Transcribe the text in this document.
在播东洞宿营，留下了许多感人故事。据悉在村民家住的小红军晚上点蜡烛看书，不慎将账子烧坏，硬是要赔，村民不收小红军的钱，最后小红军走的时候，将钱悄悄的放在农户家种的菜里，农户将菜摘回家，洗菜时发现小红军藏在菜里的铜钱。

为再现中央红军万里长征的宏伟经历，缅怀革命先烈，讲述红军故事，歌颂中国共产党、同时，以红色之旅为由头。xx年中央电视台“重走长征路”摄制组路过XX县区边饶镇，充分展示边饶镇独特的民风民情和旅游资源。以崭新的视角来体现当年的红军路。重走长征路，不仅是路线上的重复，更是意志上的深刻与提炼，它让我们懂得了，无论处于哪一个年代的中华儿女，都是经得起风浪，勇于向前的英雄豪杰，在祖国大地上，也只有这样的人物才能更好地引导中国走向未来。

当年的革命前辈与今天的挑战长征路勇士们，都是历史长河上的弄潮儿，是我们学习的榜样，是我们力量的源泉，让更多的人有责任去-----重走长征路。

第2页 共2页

● What to work on: Repeat each record in full; every line must match exactly.

● Expected answer:
Transcribe the text in this document.
在播东洞宿营，留下了许多感人故事。据悉在村民家住的小红军晚上点蜡烛看书，不慎将账子烧坏，硬是要赔，村民不收小红军的钱，最后小红军走的时候，将钱悄悄的放在农户家种的菜里，农户将菜摘回家，洗菜时发现小红军藏在菜里的铜钱。

为再现中央红军万里长征的宏伟经历，缅怀革命先烈，讲述红军故事，歌颂中国共产党、同时，以红色之旅为由头。xx年中央电视台“重走长征路”摄制组路过XX县区边饶镇，充分展示边饶镇独特的民风民情和旅游资源。以崭新的视角来体现当年的红军路。重走长征路，不仅是路线上的重复，更是意志上的深刻与提炼，它让我们懂得了，无论处于哪一个年代的中华儿女，都是经得起风浪，勇于向前的英雄豪杰，在祖国大地上，也只有这样的人物才能更好地引导中国走向未来。

当年的革命前辈与今天的挑战长征路勇士们，都是历史长河上的弄潮儿，是我们学习的榜样，是我们力量的源泉，让更多的人有责任去-----重走长征路。

第2页 共2页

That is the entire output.